*Set problem*
Lines containing the string "cccccc" are to be collected in full.

*Chart and figure data*
================================

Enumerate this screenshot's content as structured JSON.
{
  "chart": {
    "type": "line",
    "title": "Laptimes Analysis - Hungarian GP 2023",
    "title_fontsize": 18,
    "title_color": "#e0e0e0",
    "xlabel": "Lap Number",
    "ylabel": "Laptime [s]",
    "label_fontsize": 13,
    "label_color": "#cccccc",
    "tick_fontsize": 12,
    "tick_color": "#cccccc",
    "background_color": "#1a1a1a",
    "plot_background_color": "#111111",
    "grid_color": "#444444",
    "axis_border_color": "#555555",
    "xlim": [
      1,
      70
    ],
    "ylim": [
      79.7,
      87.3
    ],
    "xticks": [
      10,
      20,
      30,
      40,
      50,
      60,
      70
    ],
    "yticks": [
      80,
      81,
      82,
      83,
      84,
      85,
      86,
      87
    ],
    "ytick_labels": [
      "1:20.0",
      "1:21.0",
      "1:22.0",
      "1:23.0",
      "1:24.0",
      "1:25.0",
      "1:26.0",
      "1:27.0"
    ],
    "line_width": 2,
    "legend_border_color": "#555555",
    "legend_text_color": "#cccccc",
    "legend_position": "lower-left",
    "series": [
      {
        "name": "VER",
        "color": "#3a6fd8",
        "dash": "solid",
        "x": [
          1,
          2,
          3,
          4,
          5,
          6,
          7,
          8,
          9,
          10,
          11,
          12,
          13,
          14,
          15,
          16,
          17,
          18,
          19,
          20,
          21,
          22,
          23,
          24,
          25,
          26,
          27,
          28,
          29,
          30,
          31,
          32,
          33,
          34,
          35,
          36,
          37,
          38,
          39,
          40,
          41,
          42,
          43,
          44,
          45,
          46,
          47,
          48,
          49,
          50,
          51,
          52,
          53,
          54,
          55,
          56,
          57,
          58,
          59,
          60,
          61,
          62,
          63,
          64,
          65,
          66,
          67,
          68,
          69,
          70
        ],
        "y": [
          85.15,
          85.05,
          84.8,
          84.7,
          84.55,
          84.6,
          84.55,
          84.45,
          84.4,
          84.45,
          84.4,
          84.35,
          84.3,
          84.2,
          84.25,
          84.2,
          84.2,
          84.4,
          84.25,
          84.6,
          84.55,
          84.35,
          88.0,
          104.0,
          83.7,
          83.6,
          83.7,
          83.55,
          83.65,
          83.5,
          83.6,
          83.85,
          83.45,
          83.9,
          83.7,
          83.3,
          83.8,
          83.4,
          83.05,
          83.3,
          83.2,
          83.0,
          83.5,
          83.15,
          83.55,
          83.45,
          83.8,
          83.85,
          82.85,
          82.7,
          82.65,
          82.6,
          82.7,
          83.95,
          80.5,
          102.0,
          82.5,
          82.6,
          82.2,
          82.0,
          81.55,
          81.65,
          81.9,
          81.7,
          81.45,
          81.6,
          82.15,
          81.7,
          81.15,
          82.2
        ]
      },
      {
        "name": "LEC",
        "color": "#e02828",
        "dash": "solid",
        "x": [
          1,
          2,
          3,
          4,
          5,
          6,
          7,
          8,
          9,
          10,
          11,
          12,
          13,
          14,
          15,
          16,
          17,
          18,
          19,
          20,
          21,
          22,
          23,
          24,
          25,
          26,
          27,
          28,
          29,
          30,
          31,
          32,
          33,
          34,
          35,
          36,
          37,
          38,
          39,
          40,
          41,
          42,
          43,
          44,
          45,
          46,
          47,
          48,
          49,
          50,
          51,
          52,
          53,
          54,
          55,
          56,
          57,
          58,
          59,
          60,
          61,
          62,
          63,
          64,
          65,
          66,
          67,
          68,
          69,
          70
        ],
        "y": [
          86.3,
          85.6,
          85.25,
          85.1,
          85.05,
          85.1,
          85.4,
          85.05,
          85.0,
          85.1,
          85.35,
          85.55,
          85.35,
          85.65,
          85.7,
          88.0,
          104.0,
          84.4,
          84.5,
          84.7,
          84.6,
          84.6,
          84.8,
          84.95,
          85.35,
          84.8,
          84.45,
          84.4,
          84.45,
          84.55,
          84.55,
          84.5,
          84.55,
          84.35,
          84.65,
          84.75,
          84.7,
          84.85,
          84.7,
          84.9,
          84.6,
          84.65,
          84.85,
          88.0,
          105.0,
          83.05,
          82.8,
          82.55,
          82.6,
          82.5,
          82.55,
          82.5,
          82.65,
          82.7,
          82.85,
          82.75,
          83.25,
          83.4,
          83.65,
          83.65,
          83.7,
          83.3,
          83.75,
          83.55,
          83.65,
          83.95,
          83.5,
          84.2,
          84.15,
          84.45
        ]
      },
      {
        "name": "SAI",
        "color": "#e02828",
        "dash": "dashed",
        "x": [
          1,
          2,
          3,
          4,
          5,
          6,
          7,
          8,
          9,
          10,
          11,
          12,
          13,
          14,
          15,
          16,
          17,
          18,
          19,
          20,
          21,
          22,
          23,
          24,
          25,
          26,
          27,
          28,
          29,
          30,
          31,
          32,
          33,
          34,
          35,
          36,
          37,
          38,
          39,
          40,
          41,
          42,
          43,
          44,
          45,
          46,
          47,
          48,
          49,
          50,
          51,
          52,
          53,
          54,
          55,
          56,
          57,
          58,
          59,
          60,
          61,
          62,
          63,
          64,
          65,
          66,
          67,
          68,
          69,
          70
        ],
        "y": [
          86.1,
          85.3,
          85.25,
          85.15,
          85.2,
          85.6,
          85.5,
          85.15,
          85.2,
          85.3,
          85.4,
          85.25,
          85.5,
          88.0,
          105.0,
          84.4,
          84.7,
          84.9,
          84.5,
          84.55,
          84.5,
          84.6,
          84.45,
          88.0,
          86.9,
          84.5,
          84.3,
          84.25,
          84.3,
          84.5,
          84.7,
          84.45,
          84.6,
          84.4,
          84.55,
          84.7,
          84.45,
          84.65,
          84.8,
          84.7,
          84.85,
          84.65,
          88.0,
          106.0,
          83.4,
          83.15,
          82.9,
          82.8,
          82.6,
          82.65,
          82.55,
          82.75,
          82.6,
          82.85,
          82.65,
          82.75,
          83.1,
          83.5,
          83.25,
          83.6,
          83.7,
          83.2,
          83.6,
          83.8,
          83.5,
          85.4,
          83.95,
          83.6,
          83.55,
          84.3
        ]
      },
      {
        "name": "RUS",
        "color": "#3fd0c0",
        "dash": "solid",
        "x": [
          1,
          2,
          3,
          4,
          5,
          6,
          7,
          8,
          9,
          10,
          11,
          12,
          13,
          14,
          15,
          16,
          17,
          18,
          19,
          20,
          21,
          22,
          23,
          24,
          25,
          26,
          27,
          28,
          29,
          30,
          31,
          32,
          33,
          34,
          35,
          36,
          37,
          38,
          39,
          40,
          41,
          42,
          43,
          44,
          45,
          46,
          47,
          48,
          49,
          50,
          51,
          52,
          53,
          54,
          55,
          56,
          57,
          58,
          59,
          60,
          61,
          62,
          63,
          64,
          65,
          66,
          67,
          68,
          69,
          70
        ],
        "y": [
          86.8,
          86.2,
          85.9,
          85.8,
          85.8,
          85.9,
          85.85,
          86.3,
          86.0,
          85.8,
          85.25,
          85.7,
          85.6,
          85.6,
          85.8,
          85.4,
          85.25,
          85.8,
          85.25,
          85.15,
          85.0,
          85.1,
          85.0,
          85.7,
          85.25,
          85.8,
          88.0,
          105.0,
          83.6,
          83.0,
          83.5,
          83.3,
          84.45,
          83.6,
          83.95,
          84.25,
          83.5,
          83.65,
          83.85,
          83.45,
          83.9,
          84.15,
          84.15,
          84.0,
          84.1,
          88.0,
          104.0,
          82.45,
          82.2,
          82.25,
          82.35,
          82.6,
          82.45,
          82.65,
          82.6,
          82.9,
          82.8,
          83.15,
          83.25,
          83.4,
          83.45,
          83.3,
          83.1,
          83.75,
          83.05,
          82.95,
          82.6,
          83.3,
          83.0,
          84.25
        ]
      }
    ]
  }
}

================================

*Answer to this task*
    "label_color": "#cccccc",
    "tick_color": "#cccccc",
    "legend_text_color": "#cccccc",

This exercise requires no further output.